Records from a dataset:
────────────────────────────────────────

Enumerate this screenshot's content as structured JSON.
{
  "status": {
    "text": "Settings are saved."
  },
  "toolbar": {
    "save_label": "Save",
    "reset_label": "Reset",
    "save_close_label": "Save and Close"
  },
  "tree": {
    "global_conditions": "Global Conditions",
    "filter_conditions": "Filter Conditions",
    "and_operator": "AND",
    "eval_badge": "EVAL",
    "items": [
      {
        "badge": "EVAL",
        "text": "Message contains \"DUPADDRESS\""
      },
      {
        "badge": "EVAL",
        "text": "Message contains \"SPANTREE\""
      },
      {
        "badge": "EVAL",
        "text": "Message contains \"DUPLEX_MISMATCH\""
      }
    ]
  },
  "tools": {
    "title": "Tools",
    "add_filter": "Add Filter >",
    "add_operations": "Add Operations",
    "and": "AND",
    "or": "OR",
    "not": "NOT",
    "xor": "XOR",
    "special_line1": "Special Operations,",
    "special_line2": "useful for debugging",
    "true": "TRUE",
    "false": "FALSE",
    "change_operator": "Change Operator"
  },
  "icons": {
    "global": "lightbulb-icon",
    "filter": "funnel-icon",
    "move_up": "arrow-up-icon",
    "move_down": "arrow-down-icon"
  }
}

────────────────────────────────────────

WHAT YOU SHOULD DO:
Each entry must be reproduced verbatim.

ANSWER:
Enumerate this screenshot's content as structured JSON.
{
  "status": {
    "text": "Settings are saved."
  },
  "toolbar": {
    "save_label": "Save",
    "reset_label": "Reset",
    "save_close_label": "Save and Close"
  },
  "tree": {
    "global_conditions": "Global Conditions",
    "filter_conditions": "Filter Conditions",
    "and_operator": "AND",
    "eval_badge": "EVAL",
    "items": [
      {
        "badge": "EVAL",
        "text": "Message contains \"DUPADDRESS\""
      },
      {
        "badge": "EVAL",
        "text": "Message contains \"SPANTREE\""
      },
      {
        "badge": "EVAL",
        "text": "Message contains \"DUPLEX_MISMATCH\""
      }
    ]
  },
  "tools": {
    "title": "Tools",
    "add_filter": "Add Filter >",
    "add_operations": "Add Operations",
    "and": "AND",
    "or": "OR",
    "not": "NOT",
    "xor": "XOR",
    "special_line1": "Special Operations,",
    "special_line2": "useful for debugging",
    "true": "TRUE",
    "false": "FALSE",
    "change_operator": "Change Operator"
  },
  "icons": {
    "global": "lightbulb-icon",
    "filter": "funnel-icon",
    "move_up": "arrow-up-icon",
    "move_down": "arrow-down-icon"
  }
}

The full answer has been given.